Raw records
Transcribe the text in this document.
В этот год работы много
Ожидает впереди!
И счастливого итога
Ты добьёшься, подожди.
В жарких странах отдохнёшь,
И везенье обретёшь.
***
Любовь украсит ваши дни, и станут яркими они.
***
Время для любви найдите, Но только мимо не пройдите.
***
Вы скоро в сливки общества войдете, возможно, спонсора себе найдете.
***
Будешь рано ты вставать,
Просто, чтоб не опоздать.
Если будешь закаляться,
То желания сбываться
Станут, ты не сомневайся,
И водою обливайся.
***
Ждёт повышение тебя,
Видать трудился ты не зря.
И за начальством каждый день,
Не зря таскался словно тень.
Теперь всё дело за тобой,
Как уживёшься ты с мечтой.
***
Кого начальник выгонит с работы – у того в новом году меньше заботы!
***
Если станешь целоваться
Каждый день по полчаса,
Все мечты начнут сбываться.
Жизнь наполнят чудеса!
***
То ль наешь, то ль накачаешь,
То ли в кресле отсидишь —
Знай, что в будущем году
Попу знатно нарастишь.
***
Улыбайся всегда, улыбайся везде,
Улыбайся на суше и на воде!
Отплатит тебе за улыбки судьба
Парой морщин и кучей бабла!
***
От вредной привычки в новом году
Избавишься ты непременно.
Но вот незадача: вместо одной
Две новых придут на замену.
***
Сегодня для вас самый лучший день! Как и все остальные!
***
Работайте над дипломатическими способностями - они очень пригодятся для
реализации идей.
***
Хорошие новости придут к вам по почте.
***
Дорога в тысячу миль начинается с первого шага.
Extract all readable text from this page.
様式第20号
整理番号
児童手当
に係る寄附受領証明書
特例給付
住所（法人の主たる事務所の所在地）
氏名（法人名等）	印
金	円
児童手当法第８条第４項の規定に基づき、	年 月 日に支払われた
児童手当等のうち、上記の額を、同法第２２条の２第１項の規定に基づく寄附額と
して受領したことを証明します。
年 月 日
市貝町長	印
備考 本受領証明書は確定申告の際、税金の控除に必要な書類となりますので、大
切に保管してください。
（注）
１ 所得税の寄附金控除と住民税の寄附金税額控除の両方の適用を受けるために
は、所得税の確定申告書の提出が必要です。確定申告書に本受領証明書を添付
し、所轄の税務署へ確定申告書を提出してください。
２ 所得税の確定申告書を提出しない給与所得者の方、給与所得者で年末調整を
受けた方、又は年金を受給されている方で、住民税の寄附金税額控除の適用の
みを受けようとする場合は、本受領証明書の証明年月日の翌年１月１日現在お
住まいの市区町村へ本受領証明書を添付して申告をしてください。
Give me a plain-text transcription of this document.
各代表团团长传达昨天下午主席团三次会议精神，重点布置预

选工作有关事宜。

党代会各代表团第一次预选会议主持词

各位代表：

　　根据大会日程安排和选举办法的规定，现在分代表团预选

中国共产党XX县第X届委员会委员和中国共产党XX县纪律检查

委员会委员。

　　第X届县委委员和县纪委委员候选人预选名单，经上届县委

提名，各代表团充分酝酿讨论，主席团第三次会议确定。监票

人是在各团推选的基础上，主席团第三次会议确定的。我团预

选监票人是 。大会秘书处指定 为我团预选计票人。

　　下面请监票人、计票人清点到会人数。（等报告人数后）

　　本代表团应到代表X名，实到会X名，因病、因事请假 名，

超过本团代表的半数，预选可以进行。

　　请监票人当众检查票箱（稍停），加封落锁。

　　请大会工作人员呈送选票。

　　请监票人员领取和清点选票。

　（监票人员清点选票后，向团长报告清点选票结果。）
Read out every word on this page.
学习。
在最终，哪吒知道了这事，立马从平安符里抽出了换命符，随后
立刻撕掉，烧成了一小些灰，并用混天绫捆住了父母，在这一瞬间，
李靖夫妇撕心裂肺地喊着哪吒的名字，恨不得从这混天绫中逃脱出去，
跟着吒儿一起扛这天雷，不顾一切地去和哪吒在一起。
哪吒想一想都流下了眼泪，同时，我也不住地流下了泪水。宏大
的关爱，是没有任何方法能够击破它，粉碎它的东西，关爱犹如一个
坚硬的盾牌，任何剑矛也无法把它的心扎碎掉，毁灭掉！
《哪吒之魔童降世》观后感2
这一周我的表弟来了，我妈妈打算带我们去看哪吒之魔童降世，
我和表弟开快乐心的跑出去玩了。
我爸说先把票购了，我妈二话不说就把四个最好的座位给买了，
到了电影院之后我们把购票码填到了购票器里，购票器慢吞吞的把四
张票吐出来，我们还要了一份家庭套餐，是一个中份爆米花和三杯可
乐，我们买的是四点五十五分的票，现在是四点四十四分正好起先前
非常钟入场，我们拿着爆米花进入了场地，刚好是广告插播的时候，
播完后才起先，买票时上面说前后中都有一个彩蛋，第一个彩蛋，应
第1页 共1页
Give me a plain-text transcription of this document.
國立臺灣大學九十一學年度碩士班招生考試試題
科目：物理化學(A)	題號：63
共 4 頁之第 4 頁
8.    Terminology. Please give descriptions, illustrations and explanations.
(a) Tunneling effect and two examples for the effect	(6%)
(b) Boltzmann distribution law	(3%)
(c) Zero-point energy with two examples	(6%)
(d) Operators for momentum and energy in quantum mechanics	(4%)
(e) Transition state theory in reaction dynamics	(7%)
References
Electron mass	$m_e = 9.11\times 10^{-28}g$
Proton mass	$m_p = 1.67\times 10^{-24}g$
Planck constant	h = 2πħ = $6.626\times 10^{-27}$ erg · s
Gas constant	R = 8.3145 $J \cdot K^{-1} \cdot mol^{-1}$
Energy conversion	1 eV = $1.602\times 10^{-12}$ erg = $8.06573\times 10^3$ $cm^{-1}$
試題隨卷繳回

◆ **WHAT YOU ARE ASKED TO DO**: Output the complete data exactly as written.

◆ **RESPONSE TO THIS TASK**:
Transcribe the text in this document.
В этот год работы много
Ожидает впереди!
И счастливого итога
Ты добьёшься, подожди.
В жарких странах отдохнёшь,
И везенье обретёшь.
***
Любовь украсит ваши дни, и станут яркими они.
***
Время для любви найдите, Но только мимо не пройдите.
***
Вы скоро в сливки общества войдете, возможно, спонсора себе найдете.
***
Будешь рано ты вставать,
Просто, чтоб не опоздать.
Если будешь закаляться,
То желания сбываться
Станут, ты не сомневайся,
И водою обливайся.
***
Ждёт повышение тебя,
Видать трудился ты не зря.
И за начальством каждый день,
Не зря таскался словно тень.
Теперь всё дело за тобой,
Как уживёшься ты с мечтой.
***
Кого начальник выгонит с работы – у того в новом году меньше заботы!
***
Если станешь целоваться
Каждый день по полчаса,
Все мечты начнут сбываться.
Жизнь наполнят чудеса!
***
То ль наешь, то ль накачаешь,
То ли в кресле отсидишь —
Знай, что в будущем году
Попу знатно нарастишь.
***
Улыбайся всегда, улыбайся везде,
Улыбайся на суше и на воде!
Отплатит тебе за улыбки судьба
Парой морщин и кучей бабла!
***
От вредной привычки в новом году
Избавишься ты непременно.
Но вот незадача: вместо одной
Две новых придут на замену.
***
Сегодня для вас самый лучший день! Как и все остальные!
***
Работайте над дипломатическими способностями - они очень пригодятся для
реализации идей.
***
Хорошие новости придут к вам по почте.
***
Дорога в тысячу миль начинается с первого шага.
Extract all readable text from this page.
様式第20号
整理番号
児童手当
に係る寄附受領証明書
特例給付
住所（法人の主たる事務所の所在地）
氏名（法人名等）	印
金	円
児童手当法第８条第４項の規定に基づき、	年 月 日に支払われた
児童手当等のうち、上記の額を、同法第２２条の２第１項の規定に基づく寄附額と
して受領したことを証明します。
年 月 日
市貝町長	印
備考 本受領証明書は確定申告の際、税金の控除に必要な書類となりますので、大
切に保管してください。
（注）
１ 所得税の寄附金控除と住民税の寄附金税額控除の両方の適用を受けるために
は、所得税の確定申告書の提出が必要です。確定申告書に本受領証明書を添付
し、所轄の税務署へ確定申告書を提出してください。
２ 所得税の確定申告書を提出しない給与所得者の方、給与所得者で年末調整を
受けた方、又は年金を受給されている方で、住民税の寄附金税額控除の適用の
みを受けようとする場合は、本受領証明書の証明年月日の翌年１月１日現在お
住まいの市区町村へ本受領証明書を添付して申告をしてください。
Give me a plain-text transcription of this document.
各代表团团长传达昨天下午主席团三次会议精神，重点布置预

选工作有关事宜。

党代会各代表团第一次预选会议主持词

各位代表：

　　根据大会日程安排和选举办法的规定，现在分代表团预选

中国共产党XX县第X届委员会委员和中国共产党XX县纪律检查

委员会委员。

　　第X届县委委员和县纪委委员候选人预选名单，经上届县委

提名，各代表团充分酝酿讨论，主席团第三次会议确定。监票

人是在各团推选的基础上，主席团第三次会议确定的。我团预

选监票人是 。大会秘书处指定 为我团预选计票人。

　　下面请监票人、计票人清点到会人数。（等报告人数后）

　　本代表团应到代表X名，实到会X名，因病、因事请假 名，

超过本团代表的半数，预选可以进行。

　　请监票人当众检查票箱（稍停），加封落锁。

　　请大会工作人员呈送选票。

　　请监票人员领取和清点选票。

　（监票人员清点选票后，向团长报告清点选票结果。）
Read out every word on this page.
学习。
在最终，哪吒知道了这事，立马从平安符里抽出了换命符，随后
立刻撕掉，烧成了一小些灰，并用混天绫捆住了父母，在这一瞬间，
李靖夫妇撕心裂肺地喊着哪吒的名字，恨不得从这混天绫中逃脱出去，
跟着吒儿一起扛这天雷，不顾一切地去和哪吒在一起。
哪吒想一想都流下了眼泪，同时，我也不住地流下了泪水。宏大
的关爱，是没有任何方法能够击破它，粉碎它的东西，关爱犹如一个
坚硬的盾牌，任何剑矛也无法把它的心扎碎掉，毁灭掉！
《哪吒之魔童降世》观后感2
这一周我的表弟来了，我妈妈打算带我们去看哪吒之魔童降世，
我和表弟开快乐心的跑出去玩了。
我爸说先把票购了，我妈二话不说就把四个最好的座位给买了，
到了电影院之后我们把购票码填到了购票器里，购票器慢吞吞的把四
张票吐出来，我们还要了一份家庭套餐，是一个中份爆米花和三杯可
乐，我们买的是四点五十五分的票，现在是四点四十四分正好起先前
非常钟入场，我们拿着爆米花进入了场地，刚好是广告插播的时候，
播完后才起先，买票时上面说前后中都有一个彩蛋，第一个彩蛋，应
第1页 共1页
Give me a plain-text transcription of this document.
國立臺灣大學九十一學年度碩士班招生考試試題
科目：物理化學(A)	題號：63
共 4 頁之第 4 頁
8.    Terminology. Please give descriptions, illustrations and explanations.
(a) Tunneling effect and two examples for the effect	(6%)
(b) Boltzmann distribution law	(3%)
(c) Zero-point energy with two examples	(6%)
(d) Operators for momentum and energy in quantum mechanics	(4%)
(e) Transition state theory in reaction dynamics	(7%)
References
Electron mass	$m_e = 9.11\times 10^{-28}g$
Proton mass	$m_p = 1.67\times 10^{-24}g$
Planck constant	h = 2πħ = $6.626\times 10^{-27}$ erg · s
Gas constant	R = 8.3145 $J \cdot K^{-1} \cdot mol^{-1}$
Energy conversion	1 eV = $1.602\times 10^{-12}$ erg = $8.06573\times 10^3$ $cm^{-1}$
試題隨卷繳回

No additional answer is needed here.